--- Begin RECORD EXTRACTS ---

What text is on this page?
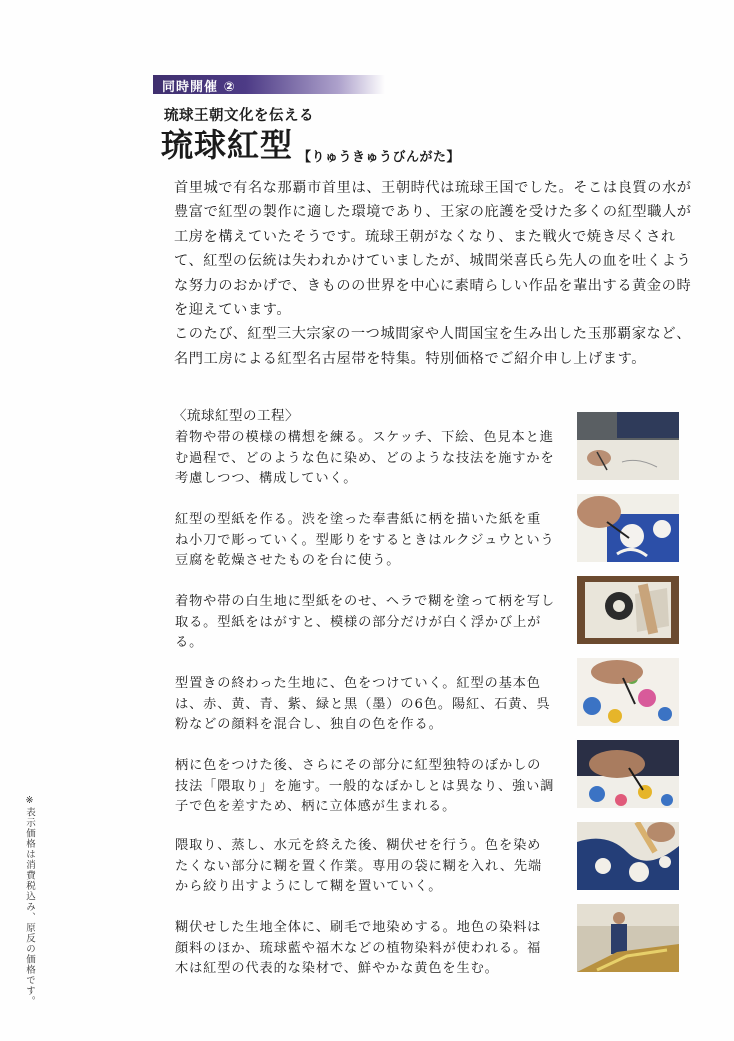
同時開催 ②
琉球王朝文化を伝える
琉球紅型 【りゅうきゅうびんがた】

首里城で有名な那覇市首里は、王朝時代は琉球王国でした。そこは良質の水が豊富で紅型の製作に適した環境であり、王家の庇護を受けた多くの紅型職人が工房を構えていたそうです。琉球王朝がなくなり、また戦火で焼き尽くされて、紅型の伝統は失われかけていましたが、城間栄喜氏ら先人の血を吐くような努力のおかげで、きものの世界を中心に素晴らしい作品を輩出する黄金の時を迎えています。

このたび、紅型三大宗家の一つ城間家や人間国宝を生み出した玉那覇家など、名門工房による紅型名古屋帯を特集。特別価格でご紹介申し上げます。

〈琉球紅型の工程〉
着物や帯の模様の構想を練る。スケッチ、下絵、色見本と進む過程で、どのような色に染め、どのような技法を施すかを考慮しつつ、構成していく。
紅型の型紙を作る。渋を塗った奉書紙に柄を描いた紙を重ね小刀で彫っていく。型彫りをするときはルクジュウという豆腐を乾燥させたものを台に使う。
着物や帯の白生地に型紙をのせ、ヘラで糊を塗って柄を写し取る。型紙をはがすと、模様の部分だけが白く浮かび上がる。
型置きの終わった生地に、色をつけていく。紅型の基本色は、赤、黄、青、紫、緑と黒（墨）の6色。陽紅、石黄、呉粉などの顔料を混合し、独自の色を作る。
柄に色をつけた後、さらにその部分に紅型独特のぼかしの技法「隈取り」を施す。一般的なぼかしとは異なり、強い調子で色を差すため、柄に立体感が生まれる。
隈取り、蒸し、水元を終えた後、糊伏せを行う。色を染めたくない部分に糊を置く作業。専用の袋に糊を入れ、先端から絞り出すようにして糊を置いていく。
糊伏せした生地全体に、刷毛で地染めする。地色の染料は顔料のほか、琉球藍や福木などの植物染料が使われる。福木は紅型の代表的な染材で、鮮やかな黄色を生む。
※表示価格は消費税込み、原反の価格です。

--- End RECORD EXTRACTS ---

Drop the images and quote the entries word for word.

What text is on this page?
同時開催 ②
琉球王朝文化を伝える
琉球紅型 【りゅうきゅうびんがた】

首里城で有名な那覇市首里は、王朝時代は琉球王国でした。そこは良質の水が豊富で紅型の製作に適した環境であり、王家の庇護を受けた多くの紅型職人が工房を構えていたそうです。琉球王朝がなくなり、また戦火で焼き尽くされて、紅型の伝統は失われかけていましたが、城間栄喜氏ら先人の血を吐くような努力のおかげで、きものの世界を中心に素晴らしい作品を輩出する黄金の時を迎えています。

このたび、紅型三大宗家の一つ城間家や人間国宝を生み出した玉那覇家など、名門工房による紅型名古屋帯を特集。特別価格でご紹介申し上げます。

〈琉球紅型の工程〉
着物や帯の模様の構想を練る。スケッチ、下絵、色見本と進む過程で、どのような色に染め、どのような技法を施すかを考慮しつつ、構成していく。
紅型の型紙を作る。渋を塗った奉書紙に柄を描いた紙を重ね小刀で彫っていく。型彫りをするときはルクジュウという豆腐を乾燥させたものを台に使う。
着物や帯の白生地に型紙をのせ、ヘラで糊を塗って柄を写し取る。型紙をはがすと、模様の部分だけが白く浮かび上がる。
型置きの終わった生地に、色をつけていく。紅型の基本色は、赤、黄、青、紫、緑と黒（墨）の6色。陽紅、石黄、呉粉などの顔料を混合し、独自の色を作る。
柄に色をつけた後、さらにその部分に紅型独特のぼかしの技法「隈取り」を施す。一般的なぼかしとは異なり、強い調子で色を差すため、柄に立体感が生まれる。
隈取り、蒸し、水元を終えた後、糊伏せを行う。色を染めたくない部分に糊を置く作業。専用の袋に糊を入れ、先端から絞り出すようにして糊を置いていく。
糊伏せした生地全体に、刷毛で地染めする。地色の染料は顔料のほか、琉球藍や福木などの植物染料が使われる。福木は紅型の代表的な染材で、鮮やかな黄色を生む。
※表示価格は消費税込み、原反の価格です。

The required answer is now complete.